___ INPUT MATERIAL ___

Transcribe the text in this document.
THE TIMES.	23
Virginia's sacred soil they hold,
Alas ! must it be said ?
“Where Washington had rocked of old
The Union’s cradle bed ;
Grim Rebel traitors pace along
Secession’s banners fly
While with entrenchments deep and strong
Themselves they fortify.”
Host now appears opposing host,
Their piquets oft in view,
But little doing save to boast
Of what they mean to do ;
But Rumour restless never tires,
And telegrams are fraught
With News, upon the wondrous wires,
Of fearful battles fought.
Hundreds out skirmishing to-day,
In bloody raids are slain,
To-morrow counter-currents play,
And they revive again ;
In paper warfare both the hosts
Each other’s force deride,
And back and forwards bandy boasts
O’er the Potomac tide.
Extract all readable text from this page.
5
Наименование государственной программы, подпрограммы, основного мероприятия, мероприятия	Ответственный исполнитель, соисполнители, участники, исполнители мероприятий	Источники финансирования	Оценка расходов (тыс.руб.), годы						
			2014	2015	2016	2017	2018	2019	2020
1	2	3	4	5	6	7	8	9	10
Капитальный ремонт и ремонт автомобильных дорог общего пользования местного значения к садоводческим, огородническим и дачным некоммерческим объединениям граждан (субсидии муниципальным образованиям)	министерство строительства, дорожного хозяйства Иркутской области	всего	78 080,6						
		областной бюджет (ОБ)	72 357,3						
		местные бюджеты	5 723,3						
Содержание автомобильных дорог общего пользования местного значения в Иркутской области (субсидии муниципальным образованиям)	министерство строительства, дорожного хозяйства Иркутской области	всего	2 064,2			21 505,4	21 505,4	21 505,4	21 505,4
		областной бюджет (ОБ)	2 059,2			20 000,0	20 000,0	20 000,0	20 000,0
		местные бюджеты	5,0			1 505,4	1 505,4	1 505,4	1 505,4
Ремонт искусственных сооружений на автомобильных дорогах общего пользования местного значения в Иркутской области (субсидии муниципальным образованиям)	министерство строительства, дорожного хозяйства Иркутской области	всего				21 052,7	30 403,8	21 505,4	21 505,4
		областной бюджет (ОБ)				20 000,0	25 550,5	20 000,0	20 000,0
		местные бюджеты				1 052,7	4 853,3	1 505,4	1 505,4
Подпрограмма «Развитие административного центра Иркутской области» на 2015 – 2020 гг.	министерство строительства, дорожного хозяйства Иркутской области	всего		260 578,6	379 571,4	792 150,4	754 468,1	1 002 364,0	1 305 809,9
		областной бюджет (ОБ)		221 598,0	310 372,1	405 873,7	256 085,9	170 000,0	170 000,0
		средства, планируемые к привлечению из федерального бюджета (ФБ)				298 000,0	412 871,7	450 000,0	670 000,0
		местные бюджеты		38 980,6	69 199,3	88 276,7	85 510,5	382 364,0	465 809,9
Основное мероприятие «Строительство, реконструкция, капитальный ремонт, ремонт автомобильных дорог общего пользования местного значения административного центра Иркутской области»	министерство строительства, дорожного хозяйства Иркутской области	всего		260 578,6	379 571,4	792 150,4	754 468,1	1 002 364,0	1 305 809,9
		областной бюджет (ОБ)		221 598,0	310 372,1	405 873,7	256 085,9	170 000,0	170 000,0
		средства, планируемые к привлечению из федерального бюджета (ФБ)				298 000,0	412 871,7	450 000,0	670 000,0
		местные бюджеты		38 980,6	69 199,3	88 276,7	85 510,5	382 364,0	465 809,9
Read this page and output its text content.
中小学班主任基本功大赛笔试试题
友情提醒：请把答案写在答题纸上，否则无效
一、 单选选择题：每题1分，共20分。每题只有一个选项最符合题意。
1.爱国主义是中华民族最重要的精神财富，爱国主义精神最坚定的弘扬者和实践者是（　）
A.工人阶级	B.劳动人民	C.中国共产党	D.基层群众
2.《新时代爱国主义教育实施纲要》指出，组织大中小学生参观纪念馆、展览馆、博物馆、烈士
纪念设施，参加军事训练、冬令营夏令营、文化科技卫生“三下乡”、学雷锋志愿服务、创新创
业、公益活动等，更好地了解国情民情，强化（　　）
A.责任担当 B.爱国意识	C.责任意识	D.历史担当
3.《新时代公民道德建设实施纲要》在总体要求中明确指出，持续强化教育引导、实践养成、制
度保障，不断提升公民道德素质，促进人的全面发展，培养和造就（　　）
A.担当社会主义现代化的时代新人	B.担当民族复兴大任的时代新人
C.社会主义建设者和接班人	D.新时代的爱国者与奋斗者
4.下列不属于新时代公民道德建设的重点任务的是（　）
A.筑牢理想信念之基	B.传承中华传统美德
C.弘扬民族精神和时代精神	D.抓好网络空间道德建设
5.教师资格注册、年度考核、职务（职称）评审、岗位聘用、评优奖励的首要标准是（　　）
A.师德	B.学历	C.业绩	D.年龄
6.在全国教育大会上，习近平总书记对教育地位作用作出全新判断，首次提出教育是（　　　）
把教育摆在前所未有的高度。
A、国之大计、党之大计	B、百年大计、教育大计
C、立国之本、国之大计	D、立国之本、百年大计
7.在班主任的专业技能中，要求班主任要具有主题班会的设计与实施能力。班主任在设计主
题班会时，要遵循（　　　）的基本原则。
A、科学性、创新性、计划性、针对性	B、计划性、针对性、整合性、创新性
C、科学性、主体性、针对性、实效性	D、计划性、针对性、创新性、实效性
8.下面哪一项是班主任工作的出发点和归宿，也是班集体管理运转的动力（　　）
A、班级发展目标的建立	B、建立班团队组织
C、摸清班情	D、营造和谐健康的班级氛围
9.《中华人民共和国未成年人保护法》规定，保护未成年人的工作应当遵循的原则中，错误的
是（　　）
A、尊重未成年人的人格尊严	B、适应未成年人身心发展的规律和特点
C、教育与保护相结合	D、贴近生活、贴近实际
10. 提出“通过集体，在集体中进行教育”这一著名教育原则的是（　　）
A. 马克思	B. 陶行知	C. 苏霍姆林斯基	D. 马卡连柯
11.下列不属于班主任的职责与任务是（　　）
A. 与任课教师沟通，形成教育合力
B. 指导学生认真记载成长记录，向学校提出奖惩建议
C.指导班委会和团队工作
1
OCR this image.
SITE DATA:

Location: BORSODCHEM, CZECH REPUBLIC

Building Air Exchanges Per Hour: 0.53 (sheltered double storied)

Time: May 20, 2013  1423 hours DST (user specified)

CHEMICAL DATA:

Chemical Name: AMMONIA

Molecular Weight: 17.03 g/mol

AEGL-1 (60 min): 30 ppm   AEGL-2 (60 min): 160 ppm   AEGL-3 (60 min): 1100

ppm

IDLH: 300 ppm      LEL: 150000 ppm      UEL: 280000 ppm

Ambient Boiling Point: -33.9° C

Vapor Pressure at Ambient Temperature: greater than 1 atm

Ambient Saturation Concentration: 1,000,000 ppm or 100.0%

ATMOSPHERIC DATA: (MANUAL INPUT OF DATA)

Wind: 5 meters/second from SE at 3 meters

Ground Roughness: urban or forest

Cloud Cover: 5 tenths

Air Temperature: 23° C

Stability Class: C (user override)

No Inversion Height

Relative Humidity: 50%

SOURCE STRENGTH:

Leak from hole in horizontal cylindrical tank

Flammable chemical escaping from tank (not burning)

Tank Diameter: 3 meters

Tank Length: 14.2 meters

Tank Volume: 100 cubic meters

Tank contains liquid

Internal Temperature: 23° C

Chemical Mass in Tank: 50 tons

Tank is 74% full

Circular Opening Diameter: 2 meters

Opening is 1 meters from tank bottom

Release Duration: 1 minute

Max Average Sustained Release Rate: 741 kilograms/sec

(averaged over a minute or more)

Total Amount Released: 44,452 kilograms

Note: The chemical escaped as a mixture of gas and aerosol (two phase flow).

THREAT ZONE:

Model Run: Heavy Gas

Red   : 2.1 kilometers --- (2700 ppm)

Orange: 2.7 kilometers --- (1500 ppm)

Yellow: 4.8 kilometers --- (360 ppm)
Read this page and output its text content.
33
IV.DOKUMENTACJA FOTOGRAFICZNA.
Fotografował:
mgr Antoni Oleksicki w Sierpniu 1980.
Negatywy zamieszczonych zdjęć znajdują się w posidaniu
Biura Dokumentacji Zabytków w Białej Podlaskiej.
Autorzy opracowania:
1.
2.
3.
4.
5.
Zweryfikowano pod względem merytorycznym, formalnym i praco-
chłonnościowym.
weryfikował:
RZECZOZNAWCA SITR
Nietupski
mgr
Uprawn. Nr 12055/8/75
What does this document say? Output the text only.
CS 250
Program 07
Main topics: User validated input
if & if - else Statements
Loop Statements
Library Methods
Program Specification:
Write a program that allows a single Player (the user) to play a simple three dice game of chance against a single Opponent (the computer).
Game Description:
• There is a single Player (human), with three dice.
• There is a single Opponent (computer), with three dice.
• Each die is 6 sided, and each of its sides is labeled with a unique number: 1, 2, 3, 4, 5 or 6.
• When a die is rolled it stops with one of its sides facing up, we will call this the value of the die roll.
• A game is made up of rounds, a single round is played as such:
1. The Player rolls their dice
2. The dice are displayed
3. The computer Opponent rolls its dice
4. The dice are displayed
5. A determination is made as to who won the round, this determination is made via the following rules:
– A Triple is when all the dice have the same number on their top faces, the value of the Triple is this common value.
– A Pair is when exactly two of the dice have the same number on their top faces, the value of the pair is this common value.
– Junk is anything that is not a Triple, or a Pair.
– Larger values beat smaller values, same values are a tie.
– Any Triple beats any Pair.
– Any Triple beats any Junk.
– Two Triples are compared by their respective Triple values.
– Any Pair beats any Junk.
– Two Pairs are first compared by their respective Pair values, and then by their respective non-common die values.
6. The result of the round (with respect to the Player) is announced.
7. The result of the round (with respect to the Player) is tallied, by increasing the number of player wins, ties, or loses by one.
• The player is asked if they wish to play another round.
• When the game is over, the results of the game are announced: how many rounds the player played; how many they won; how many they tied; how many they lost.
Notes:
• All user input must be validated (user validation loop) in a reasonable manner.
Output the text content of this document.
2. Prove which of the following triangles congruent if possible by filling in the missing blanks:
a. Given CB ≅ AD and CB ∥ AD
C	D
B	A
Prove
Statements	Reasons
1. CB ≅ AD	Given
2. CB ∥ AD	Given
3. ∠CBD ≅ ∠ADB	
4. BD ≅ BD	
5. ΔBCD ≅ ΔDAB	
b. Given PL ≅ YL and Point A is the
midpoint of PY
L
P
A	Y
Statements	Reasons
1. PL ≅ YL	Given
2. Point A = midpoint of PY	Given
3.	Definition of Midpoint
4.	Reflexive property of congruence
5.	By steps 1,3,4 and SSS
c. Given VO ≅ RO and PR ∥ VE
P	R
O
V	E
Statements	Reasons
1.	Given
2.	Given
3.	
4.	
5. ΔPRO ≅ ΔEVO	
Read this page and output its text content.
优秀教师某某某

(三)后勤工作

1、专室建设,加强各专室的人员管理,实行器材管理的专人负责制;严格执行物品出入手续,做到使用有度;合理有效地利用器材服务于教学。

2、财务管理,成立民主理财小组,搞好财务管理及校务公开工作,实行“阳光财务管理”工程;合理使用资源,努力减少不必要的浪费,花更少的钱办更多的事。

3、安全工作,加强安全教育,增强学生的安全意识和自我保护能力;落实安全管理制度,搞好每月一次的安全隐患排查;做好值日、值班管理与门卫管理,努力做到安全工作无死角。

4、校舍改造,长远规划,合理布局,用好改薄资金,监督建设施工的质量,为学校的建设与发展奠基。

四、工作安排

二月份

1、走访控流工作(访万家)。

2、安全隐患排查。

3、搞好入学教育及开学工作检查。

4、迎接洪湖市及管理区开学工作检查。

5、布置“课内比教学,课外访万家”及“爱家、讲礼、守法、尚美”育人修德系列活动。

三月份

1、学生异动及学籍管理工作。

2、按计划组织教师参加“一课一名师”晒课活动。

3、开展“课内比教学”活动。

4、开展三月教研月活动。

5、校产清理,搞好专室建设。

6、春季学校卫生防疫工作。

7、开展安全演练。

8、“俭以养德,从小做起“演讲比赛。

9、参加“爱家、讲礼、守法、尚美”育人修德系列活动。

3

___

▶ _WHAT YOU HAVE TO DO_:
Using the listing, collect all lines in which the string "from" is found.

▶ _COMPLETE ANSWER_:
Extract all readable text from this page.
Wind: 5 meters/second from SE at 3 meters
Leak from hole in horizontal cylindrical tank
Flammable chemical escaping from tank (not burning)
Opening is 1 meters from tank bottom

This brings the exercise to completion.